▶ Task instructions: Can you render the lines from the one containing "cell-author: 作者1: [1089, 317, 1133, 336]" through the one containing "user-menu-button[interactable]: [1860, 16, 1896, 52]", both included, as a JSON list of strings with one string per line and blank lines left out?

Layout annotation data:
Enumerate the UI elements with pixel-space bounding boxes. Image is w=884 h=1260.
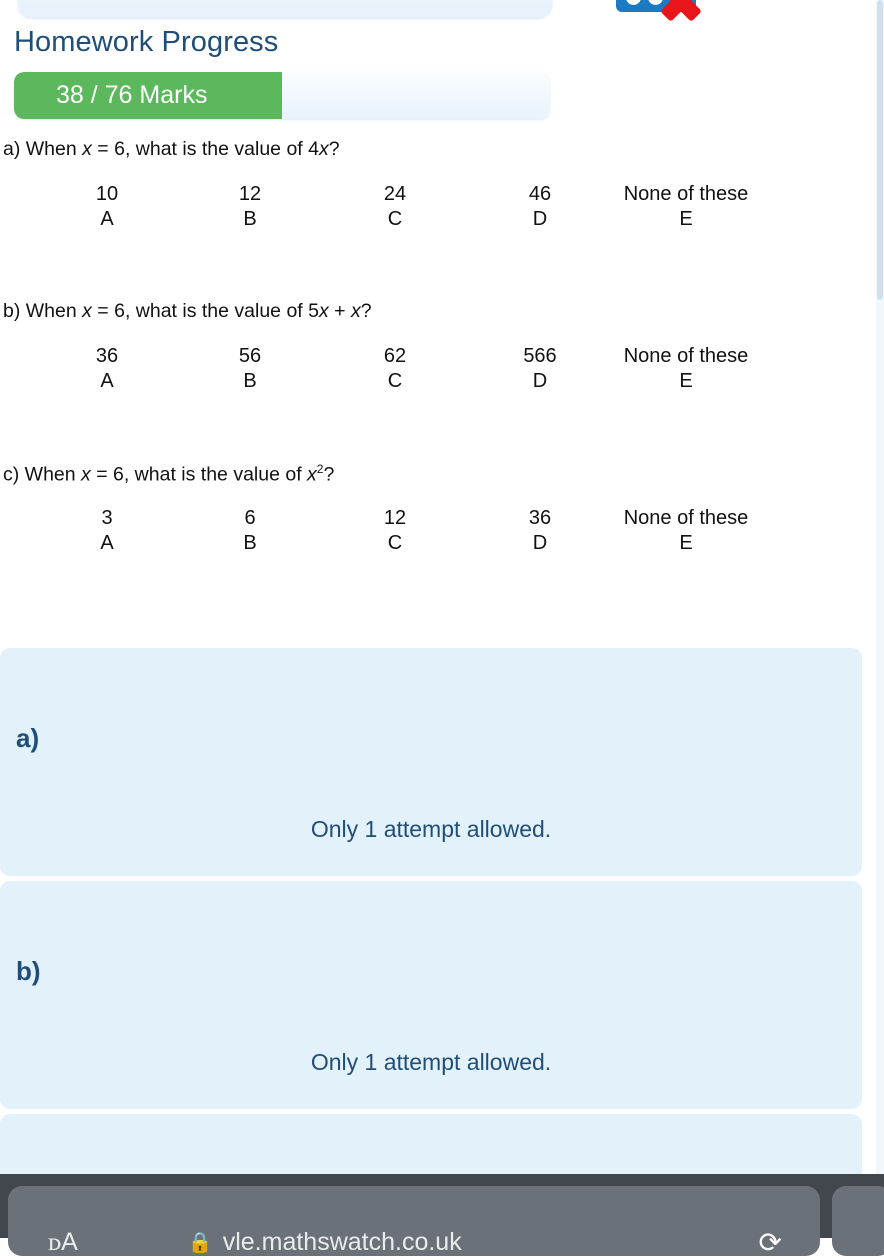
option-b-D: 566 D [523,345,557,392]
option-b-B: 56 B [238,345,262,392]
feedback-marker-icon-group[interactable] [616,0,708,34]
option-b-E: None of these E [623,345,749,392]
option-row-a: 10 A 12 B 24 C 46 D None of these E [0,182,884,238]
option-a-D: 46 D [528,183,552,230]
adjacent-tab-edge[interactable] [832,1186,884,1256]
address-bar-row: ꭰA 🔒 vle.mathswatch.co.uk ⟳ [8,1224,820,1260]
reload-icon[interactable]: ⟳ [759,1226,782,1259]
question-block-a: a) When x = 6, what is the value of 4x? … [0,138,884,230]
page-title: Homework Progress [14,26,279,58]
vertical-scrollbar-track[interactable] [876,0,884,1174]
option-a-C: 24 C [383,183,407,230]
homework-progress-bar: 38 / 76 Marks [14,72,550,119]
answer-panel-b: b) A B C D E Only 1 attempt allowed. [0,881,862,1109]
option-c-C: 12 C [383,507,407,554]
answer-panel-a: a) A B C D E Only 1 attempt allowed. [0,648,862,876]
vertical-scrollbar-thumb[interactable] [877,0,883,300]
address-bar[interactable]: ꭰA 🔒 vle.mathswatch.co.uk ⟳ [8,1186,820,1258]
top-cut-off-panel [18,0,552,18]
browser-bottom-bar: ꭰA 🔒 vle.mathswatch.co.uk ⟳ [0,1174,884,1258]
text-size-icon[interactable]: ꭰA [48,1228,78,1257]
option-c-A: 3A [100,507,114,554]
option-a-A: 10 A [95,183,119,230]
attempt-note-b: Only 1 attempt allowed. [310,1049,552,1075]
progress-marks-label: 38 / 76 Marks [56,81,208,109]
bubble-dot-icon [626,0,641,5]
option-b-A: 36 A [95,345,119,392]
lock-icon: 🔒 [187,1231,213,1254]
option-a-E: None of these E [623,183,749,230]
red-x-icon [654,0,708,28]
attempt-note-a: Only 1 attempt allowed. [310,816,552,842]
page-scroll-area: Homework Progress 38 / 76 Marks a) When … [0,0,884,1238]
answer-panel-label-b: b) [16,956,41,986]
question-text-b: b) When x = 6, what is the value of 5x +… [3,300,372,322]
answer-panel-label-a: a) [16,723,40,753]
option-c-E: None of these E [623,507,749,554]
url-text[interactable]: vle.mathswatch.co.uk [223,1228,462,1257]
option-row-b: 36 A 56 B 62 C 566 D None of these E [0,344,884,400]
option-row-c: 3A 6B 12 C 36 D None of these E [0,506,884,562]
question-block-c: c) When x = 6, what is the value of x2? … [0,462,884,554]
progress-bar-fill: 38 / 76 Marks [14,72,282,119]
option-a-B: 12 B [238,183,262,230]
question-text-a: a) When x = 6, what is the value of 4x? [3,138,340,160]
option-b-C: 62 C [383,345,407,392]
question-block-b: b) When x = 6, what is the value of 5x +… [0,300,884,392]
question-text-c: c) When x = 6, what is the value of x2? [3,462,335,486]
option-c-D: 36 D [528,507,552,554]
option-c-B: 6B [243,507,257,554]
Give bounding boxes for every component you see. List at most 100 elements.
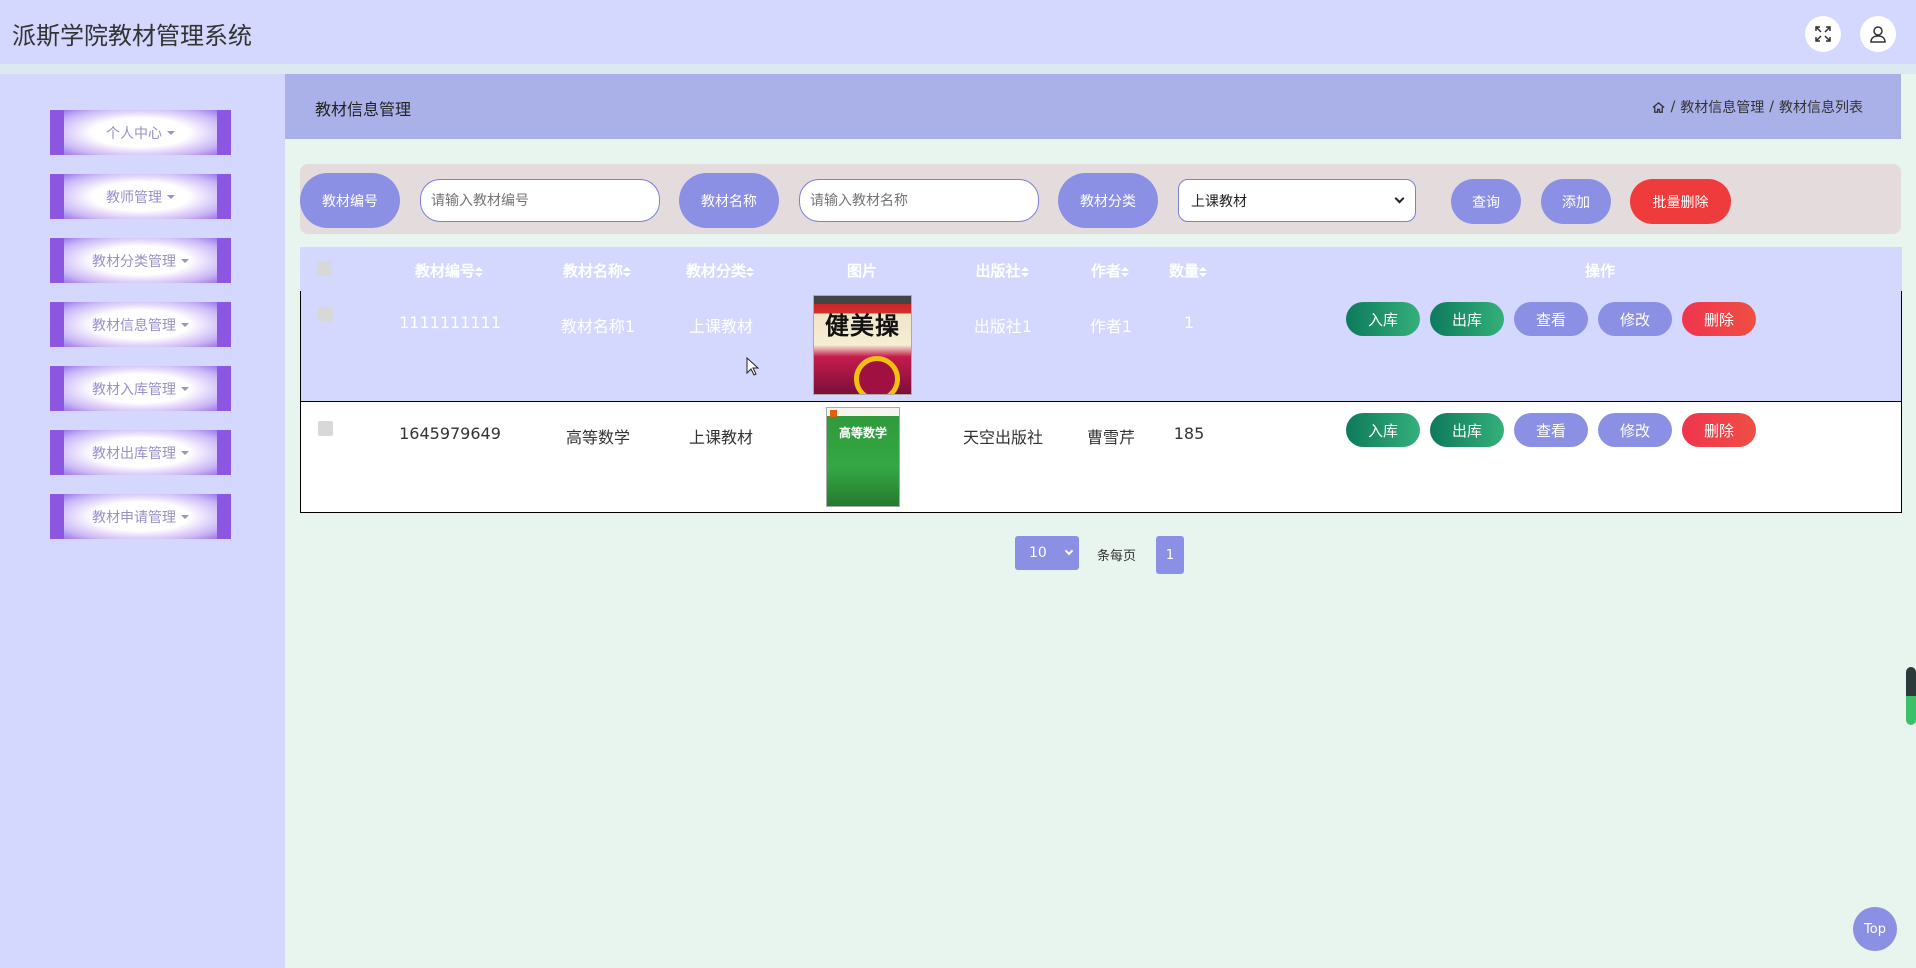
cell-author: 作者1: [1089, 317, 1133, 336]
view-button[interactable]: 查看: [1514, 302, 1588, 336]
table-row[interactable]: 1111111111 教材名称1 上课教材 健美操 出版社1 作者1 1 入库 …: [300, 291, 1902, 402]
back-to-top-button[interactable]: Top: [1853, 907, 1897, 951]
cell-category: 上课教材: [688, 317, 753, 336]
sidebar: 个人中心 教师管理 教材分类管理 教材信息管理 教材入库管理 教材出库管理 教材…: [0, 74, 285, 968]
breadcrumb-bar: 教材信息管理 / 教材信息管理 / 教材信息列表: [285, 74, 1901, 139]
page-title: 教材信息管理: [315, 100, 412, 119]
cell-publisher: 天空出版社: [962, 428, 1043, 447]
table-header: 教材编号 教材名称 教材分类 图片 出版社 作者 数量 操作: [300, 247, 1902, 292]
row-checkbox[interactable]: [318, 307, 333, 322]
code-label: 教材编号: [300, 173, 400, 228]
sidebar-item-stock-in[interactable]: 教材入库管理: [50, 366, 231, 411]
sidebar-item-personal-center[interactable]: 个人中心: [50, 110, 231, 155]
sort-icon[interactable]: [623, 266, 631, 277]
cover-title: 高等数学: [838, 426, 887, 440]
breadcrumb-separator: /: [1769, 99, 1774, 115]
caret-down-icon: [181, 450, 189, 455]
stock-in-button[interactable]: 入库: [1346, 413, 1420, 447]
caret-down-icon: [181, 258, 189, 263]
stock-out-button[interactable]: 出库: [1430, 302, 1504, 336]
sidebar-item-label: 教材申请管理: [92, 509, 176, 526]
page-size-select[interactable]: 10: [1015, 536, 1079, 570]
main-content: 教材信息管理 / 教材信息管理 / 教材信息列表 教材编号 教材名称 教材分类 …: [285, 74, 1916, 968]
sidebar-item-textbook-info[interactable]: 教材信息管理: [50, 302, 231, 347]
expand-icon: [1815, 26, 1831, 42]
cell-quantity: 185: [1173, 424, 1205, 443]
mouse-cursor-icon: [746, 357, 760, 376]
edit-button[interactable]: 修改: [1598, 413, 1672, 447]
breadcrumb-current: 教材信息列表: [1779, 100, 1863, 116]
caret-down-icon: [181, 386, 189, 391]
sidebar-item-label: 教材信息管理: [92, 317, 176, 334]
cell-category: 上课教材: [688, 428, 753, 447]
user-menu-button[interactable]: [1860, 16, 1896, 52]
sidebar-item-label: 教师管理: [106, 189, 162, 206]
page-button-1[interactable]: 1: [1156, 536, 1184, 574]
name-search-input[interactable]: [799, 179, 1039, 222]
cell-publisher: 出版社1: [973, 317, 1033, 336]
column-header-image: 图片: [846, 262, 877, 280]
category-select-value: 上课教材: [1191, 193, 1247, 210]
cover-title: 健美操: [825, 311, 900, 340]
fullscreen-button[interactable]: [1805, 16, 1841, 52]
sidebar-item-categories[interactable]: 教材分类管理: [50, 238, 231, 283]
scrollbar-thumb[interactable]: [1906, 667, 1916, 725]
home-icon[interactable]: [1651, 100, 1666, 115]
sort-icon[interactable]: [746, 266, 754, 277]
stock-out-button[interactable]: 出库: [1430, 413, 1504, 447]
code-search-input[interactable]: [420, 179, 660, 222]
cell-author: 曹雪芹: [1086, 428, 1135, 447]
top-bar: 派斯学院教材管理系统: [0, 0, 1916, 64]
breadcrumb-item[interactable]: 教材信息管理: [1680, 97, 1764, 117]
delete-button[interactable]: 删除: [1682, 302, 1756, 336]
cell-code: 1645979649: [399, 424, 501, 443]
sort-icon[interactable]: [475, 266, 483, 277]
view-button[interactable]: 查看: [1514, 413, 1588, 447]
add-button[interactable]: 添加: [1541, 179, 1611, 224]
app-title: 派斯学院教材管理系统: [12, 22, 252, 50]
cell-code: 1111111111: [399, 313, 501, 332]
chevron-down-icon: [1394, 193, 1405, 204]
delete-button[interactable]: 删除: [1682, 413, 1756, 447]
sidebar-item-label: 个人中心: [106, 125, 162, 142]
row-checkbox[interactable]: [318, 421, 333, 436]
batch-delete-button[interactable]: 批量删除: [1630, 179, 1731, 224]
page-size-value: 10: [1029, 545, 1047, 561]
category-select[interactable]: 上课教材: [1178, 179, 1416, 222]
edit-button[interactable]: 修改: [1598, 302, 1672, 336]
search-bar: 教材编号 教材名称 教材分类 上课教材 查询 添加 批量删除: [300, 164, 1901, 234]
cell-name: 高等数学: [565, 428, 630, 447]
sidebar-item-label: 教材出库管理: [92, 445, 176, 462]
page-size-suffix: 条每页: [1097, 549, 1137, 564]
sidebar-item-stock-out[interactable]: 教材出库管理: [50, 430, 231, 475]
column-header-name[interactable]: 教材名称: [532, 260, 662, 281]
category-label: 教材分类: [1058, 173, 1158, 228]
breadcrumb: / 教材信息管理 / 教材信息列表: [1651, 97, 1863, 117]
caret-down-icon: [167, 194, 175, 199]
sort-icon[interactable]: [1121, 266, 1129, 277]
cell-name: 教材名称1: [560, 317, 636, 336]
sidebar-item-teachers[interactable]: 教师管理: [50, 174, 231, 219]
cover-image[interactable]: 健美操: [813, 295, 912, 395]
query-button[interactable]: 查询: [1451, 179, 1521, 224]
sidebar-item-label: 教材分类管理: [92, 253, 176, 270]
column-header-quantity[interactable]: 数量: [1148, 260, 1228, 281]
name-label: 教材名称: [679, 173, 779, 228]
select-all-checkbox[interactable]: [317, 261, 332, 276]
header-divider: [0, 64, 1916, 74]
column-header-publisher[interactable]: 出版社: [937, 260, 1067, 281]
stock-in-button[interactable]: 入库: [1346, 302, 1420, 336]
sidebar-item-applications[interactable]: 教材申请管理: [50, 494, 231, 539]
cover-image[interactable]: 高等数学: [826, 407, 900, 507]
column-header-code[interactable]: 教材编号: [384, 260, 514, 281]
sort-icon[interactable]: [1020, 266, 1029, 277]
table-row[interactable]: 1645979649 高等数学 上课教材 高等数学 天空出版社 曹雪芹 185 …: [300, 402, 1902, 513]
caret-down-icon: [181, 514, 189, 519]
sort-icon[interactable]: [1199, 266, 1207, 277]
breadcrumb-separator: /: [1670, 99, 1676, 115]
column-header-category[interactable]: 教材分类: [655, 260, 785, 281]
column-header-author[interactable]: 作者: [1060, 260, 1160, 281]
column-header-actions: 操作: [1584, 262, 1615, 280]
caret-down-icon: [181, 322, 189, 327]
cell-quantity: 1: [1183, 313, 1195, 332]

▶ Task output:
[
  "cell-author: 作者1: [1089, 317, 1133, 336]",
  "view-button[interactable]: 查看: [1514, 302, 1588, 336]",
  "table-row[interactable]: 1111111111 教材名称1 上课教材 健美操 出版社1 作者1 1 入库 …: [300, 291, 1902, 402]",
  "back-to-top-button[interactable]: Top: [1853, 907, 1897, 951]",
  "cell-category: 上课教材: [688, 317, 753, 336]",
  "sidebar: 个人中心 教师管理 教材分类管理 教材信息管理 教材入库管理 教材出库管理 教材…: [0, 74, 285, 968]",
  "breadcrumb-bar: 教材信息管理 / 教材信息管理 / 教材信息列表: [285, 74, 1901, 139]",
  "page-title: 教材信息管理: [315, 100, 412, 119]",
  "cell-publisher: 天空出版社: [962, 428, 1043, 447]",
  "table-header: 教材编号 教材名称 教材分类 图片 出版社 作者 数量 操作: [300, 247, 1902, 292]",
  "row-checkbox[interactable]: [318, 307, 333, 322]",
  "code-label: 教材编号: [300, 173, 400, 228]",
  "sidebar-item-stock-in[interactable]: 教材入库管理: [50, 366, 231, 411]",
  "sidebar-item-personal-center[interactable]: 个人中心: [50, 110, 231, 155]",
  "sort-icon[interactable]: [623, 266, 631, 277]",
  "cover-title: 高等数学: [838, 426, 887, 440]",
  "breadcrumb-separator: /: [1769, 99, 1774, 115]",
  "caret-down-icon: [181, 450, 189, 455]",
  "stock-in-button[interactable]: 入库: [1346, 413, 1420, 447]",
  "caret-down-icon: [181, 258, 189, 263]",
  "stock-out-button[interactable]: 出库: [1430, 302, 1504, 336]",
  "sidebar-item-label: 教材申请管理: [92, 509, 176, 526]",
  "page-size-select[interactable]: 10: [1015, 536, 1079, 570]",
  "main-content: 教材信息管理 / 教材信息管理 / 教材信息列表 教材编号 教材名称 教材分类 …: [285, 74, 1916, 968]",
  "sidebar-item-textbook-info[interactable]: 教材信息管理: [50, 302, 231, 347]",
  "expand-icon: [1815, 26, 1831, 42]",
  "cell-quantity: 185: [1173, 424, 1205, 443]",
  "mouse-cursor-icon: [746, 357, 760, 376]",
  "edit-button[interactable]: 修改: [1598, 413, 1672, 447]",
  "breadcrumb-current: 教材信息列表: [1779, 100, 1863, 116]",
  "caret-down-icon: [181, 386, 189, 391]",
  "sidebar-item-label: 教材信息管理: [92, 317, 176, 334]",
  "cell-category: 上课教材: [688, 428, 753, 447]",
  "user-menu-button[interactable]: [1860, 16, 1896, 52]"
]